### WORKING DATA

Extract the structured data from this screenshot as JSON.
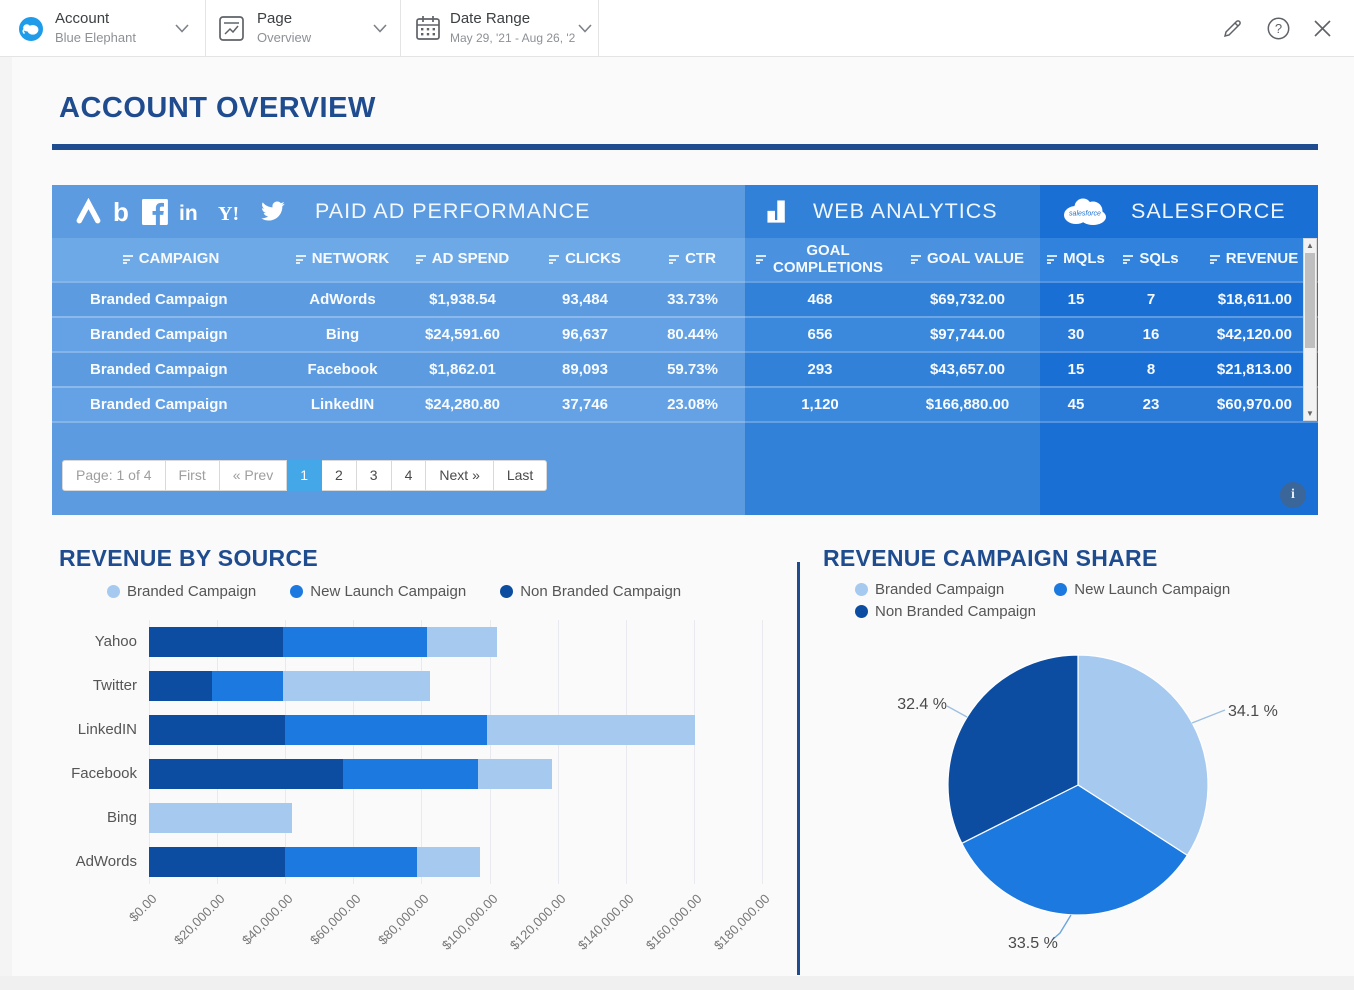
{
  "topbar": {
    "account": {
      "label": "Account",
      "value": "Blue Elephant"
    },
    "page": {
      "label": "Page",
      "value": "Overview"
    },
    "date_range": {
      "label": "Date Range",
      "value": "May 29, '21 - Aug 26, '2"
    }
  },
  "page_title": "ACCOUNT OVERVIEW",
  "table": {
    "sections": [
      {
        "id": "paid",
        "title": "PAID AD PERFORMANCE"
      },
      {
        "id": "web",
        "title": "WEB ANALYTICS"
      },
      {
        "id": "sf",
        "title": "SALESFORCE"
      }
    ],
    "columns": {
      "paid": [
        "CAMPAIGN",
        "NETWORK",
        "AD SPEND",
        "CLICKS",
        "CTR"
      ],
      "web": [
        "GOAL COMPLETIONS",
        "GOAL VALUE"
      ],
      "sf": [
        "MQLs",
        "SQLs",
        "REVENUE"
      ]
    },
    "rows": [
      {
        "campaign": "Branded Campaign",
        "network": "AdWords",
        "ad_spend": "$1,938.54",
        "clicks": "93,484",
        "ctr": "33.73%",
        "goal_completions": "468",
        "goal_value": "$69,732.00",
        "mqls": "15",
        "sqls": "7",
        "revenue": "$18,611.00"
      },
      {
        "campaign": "Branded Campaign",
        "network": "Bing",
        "ad_spend": "$24,591.60",
        "clicks": "96,637",
        "ctr": "80.44%",
        "goal_completions": "656",
        "goal_value": "$97,744.00",
        "mqls": "30",
        "sqls": "16",
        "revenue": "$42,120.00"
      },
      {
        "campaign": "Branded Campaign",
        "network": "Facebook",
        "ad_spend": "$1,862.01",
        "clicks": "89,093",
        "ctr": "59.73%",
        "goal_completions": "293",
        "goal_value": "$43,657.00",
        "mqls": "15",
        "sqls": "8",
        "revenue": "$21,813.00"
      },
      {
        "campaign": "Branded Campaign",
        "network": "LinkedIN",
        "ad_spend": "$24,280.80",
        "clicks": "37,746",
        "ctr": "23.08%",
        "goal_completions": "1,120",
        "goal_value": "$166,880.00",
        "mqls": "45",
        "sqls": "23",
        "revenue": "$60,970.00"
      }
    ],
    "pagination": {
      "label": "Page: 1 of 4",
      "buttons": [
        "First",
        "« Prev",
        "1",
        "2",
        "3",
        "4",
        "Next »",
        "Last"
      ],
      "active": "1",
      "muted": [
        "First",
        "« Prev"
      ]
    }
  },
  "left_chart_title": "REVENUE BY SOURCE",
  "right_chart_title": "REVENUE CAMPAIGN SHARE",
  "series_colors": {
    "Branded Campaign": "#a6c9f0",
    "New Launch Campaign": "#1b79e0",
    "Non Branded Campaign": "#0c4da1"
  },
  "legend_order": [
    "Branded Campaign",
    "New Launch Campaign",
    "Non Branded Campaign"
  ],
  "chart_data": [
    {
      "type": "bar",
      "title": "REVENUE BY SOURCE",
      "orientation": "horizontal",
      "categories": [
        "Yahoo",
        "Twitter",
        "LinkedIN",
        "Facebook",
        "Bing",
        "AdWords"
      ],
      "series": [
        {
          "name": "Non Branded Campaign",
          "color": "#0c4da1",
          "values": [
            39400,
            18500,
            39900,
            57000,
            0,
            39900
          ]
        },
        {
          "name": "New Launch Campaign",
          "color": "#1b79e0",
          "values": [
            42200,
            20900,
            59400,
            39600,
            0,
            38800
          ]
        },
        {
          "name": "Branded Campaign",
          "color": "#a6c9f0",
          "values": [
            20600,
            43100,
            60970,
            21813,
            42120,
            18611
          ]
        }
      ],
      "xlabel": "",
      "ylabel": "",
      "xlim": [
        0,
        180000
      ],
      "xtick_labels": [
        "$0.00",
        "$20,000.00",
        "$40,000.00",
        "$60,000.00",
        "$80,000.00",
        "$100,000.00",
        "$120,000.00",
        "$140,000.00",
        "$160,000.00",
        "$180,000.00"
      ],
      "grid": true,
      "legend_position": "top"
    },
    {
      "type": "pie",
      "title": "REVENUE CAMPAIGN SHARE",
      "slices": [
        {
          "name": "Branded Campaign",
          "value": 34.1,
          "label": "34.1 %",
          "color": "#a6c9f0"
        },
        {
          "name": "New Launch Campaign",
          "value": 33.5,
          "label": "33.5 %",
          "color": "#1b79e0"
        },
        {
          "name": "Non Branded Campaign",
          "value": 32.4,
          "label": "32.4 %",
          "color": "#0c4da1"
        }
      ],
      "start_angle": 0,
      "legend_position": "top"
    }
  ]
}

### TASK
Your task is to transcribe all of the records precisely, with no images included.

### THE RESPONSE
Extract the structured data from this screenshot as JSON.
{
  "topbar": {
    "account": {
      "label": "Account",
      "value": "Blue Elephant"
    },
    "page": {
      "label": "Page",
      "value": "Overview"
    },
    "date_range": {
      "label": "Date Range",
      "value": "May 29, '21 - Aug 26, '2"
    }
  },
  "page_title": "ACCOUNT OVERVIEW",
  "table": {
    "sections": [
      {
        "id": "paid",
        "title": "PAID AD PERFORMANCE"
      },
      {
        "id": "web",
        "title": "WEB ANALYTICS"
      },
      {
        "id": "sf",
        "title": "SALESFORCE"
      }
    ],
    "columns": {
      "paid": [
        "CAMPAIGN",
        "NETWORK",
        "AD SPEND",
        "CLICKS",
        "CTR"
      ],
      "web": [
        "GOAL COMPLETIONS",
        "GOAL VALUE"
      ],
      "sf": [
        "MQLs",
        "SQLs",
        "REVENUE"
      ]
    },
    "rows": [
      {
        "campaign": "Branded Campaign",
        "network": "AdWords",
        "ad_spend": "$1,938.54",
        "clicks": "93,484",
        "ctr": "33.73%",
        "goal_completions": "468",
        "goal_value": "$69,732.00",
        "mqls": "15",
        "sqls": "7",
        "revenue": "$18,611.00"
      },
      {
        "campaign": "Branded Campaign",
        "network": "Bing",
        "ad_spend": "$24,591.60",
        "clicks": "96,637",
        "ctr": "80.44%",
        "goal_completions": "656",
        "goal_value": "$97,744.00",
        "mqls": "30",
        "sqls": "16",
        "revenue": "$42,120.00"
      },
      {
        "campaign": "Branded Campaign",
        "network": "Facebook",
        "ad_spend": "$1,862.01",
        "clicks": "89,093",
        "ctr": "59.73%",
        "goal_completions": "293",
        "goal_value": "$43,657.00",
        "mqls": "15",
        "sqls": "8",
        "revenue": "$21,813.00"
      },
      {
        "campaign": "Branded Campaign",
        "network": "LinkedIN",
        "ad_spend": "$24,280.80",
        "clicks": "37,746",
        "ctr": "23.08%",
        "goal_completions": "1,120",
        "goal_value": "$166,880.00",
        "mqls": "45",
        "sqls": "23",
        "revenue": "$60,970.00"
      }
    ],
    "pagination": {
      "label": "Page: 1 of 4",
      "buttons": [
        "First",
        "« Prev",
        "1",
        "2",
        "3",
        "4",
        "Next »",
        "Last"
      ],
      "active": "1",
      "muted": [
        "First",
        "« Prev"
      ]
    }
  },
  "left_chart_title": "REVENUE BY SOURCE",
  "right_chart_title": "REVENUE CAMPAIGN SHARE",
  "series_colors": {
    "Branded Campaign": "#a6c9f0",
    "New Launch Campaign": "#1b79e0",
    "Non Branded Campaign": "#0c4da1"
  },
  "legend_order": [
    "Branded Campaign",
    "New Launch Campaign",
    "Non Branded Campaign"
  ],
  "chart_data": [
    {
      "type": "bar",
      "title": "REVENUE BY SOURCE",
      "orientation": "horizontal",
      "categories": [
        "Yahoo",
        "Twitter",
        "LinkedIN",
        "Facebook",
        "Bing",
        "AdWords"
      ],
      "series": [
        {
          "name": "Non Branded Campaign",
          "color": "#0c4da1",
          "values": [
            39400,
            18500,
            39900,
            57000,
            0,
            39900
          ]
        },
        {
          "name": "New Launch Campaign",
          "color": "#1b79e0",
          "values": [
            42200,
            20900,
            59400,
            39600,
            0,
            38800
          ]
        },
        {
          "name": "Branded Campaign",
          "color": "#a6c9f0",
          "values": [
            20600,
            43100,
            60970,
            21813,
            42120,
            18611
          ]
        }
      ],
      "xlabel": "",
      "ylabel": "",
      "xlim": [
        0,
        180000
      ],
      "xtick_labels": [
        "$0.00",
        "$20,000.00",
        "$40,000.00",
        "$60,000.00",
        "$80,000.00",
        "$100,000.00",
        "$120,000.00",
        "$140,000.00",
        "$160,000.00",
        "$180,000.00"
      ],
      "grid": true,
      "legend_position": "top"
    },
    {
      "type": "pie",
      "title": "REVENUE CAMPAIGN SHARE",
      "slices": [
        {
          "name": "Branded Campaign",
          "value": 34.1,
          "label": "34.1 %",
          "color": "#a6c9f0"
        },
        {
          "name": "New Launch Campaign",
          "value": 33.5,
          "label": "33.5 %",
          "color": "#1b79e0"
        },
        {
          "name": "Non Branded Campaign",
          "value": 32.4,
          "label": "32.4 %",
          "color": "#0c4da1"
        }
      ],
      "start_angle": 0,
      "legend_position": "top"
    }
  ]
}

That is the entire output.